═════ Task material ═════

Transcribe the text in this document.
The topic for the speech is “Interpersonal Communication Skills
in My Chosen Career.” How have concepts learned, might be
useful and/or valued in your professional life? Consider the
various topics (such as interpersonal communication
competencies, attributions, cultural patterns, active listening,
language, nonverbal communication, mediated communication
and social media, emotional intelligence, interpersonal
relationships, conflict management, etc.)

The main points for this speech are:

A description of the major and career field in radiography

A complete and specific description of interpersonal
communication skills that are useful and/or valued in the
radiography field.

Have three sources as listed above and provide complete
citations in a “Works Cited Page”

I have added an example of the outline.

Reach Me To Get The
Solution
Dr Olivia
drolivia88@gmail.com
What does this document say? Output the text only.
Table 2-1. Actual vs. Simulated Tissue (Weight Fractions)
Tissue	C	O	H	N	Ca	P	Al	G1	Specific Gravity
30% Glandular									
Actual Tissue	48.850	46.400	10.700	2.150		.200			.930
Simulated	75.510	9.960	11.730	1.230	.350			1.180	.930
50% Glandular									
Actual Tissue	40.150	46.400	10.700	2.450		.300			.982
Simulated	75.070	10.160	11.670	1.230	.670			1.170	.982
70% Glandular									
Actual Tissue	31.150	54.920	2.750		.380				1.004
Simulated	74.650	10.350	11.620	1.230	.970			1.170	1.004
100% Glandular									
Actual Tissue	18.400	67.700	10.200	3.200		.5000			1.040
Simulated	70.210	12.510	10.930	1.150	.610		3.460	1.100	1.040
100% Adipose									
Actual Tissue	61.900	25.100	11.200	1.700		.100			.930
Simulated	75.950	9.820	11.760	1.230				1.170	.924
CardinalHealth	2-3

═════

▸ **Exercise brief**: Reproduce each entry from the records above, character for character.

▸ **Result of the task**:
Transcribe the text in this document.
The topic for the speech is “Interpersonal Communication Skills
in My Chosen Career.” How have concepts learned, might be
useful and/or valued in your professional life? Consider the
various topics (such as interpersonal communication
competencies, attributions, cultural patterns, active listening,
language, nonverbal communication, mediated communication
and social media, emotional intelligence, interpersonal
relationships, conflict management, etc.)

The main points for this speech are:

A description of the major and career field in radiography

A complete and specific description of interpersonal
communication skills that are useful and/or valued in the
radiography field.

Have three sources as listed above and provide complete
citations in a “Works Cited Page”

I have added an example of the outline.

Reach Me To Get The
Solution
Dr Olivia
drolivia88@gmail.com
What does this document say? Output the text only.
Table 2-1. Actual vs. Simulated Tissue (Weight Fractions)
Tissue	C	O	H	N	Ca	P	Al	G1	Specific Gravity
30% Glandular									
Actual Tissue	48.850	46.400	10.700	2.150		.200			.930
Simulated	75.510	9.960	11.730	1.230	.350			1.180	.930
50% Glandular									
Actual Tissue	40.150	46.400	10.700	2.450		.300			.982
Simulated	75.070	10.160	11.670	1.230	.670			1.170	.982
70% Glandular									
Actual Tissue	31.150	54.920	2.750		.380				1.004
Simulated	74.650	10.350	11.620	1.230	.970			1.170	1.004
100% Glandular									
Actual Tissue	18.400	67.700	10.200	3.200		.5000			1.040
Simulated	70.210	12.510	10.930	1.150	.610		3.460	1.100	1.040
100% Adipose									
Actual Tissue	61.900	25.100	11.200	1.700		.100			.930
Simulated	75.950	9.820	11.760	1.230				1.170	.924
CardinalHealth	2-3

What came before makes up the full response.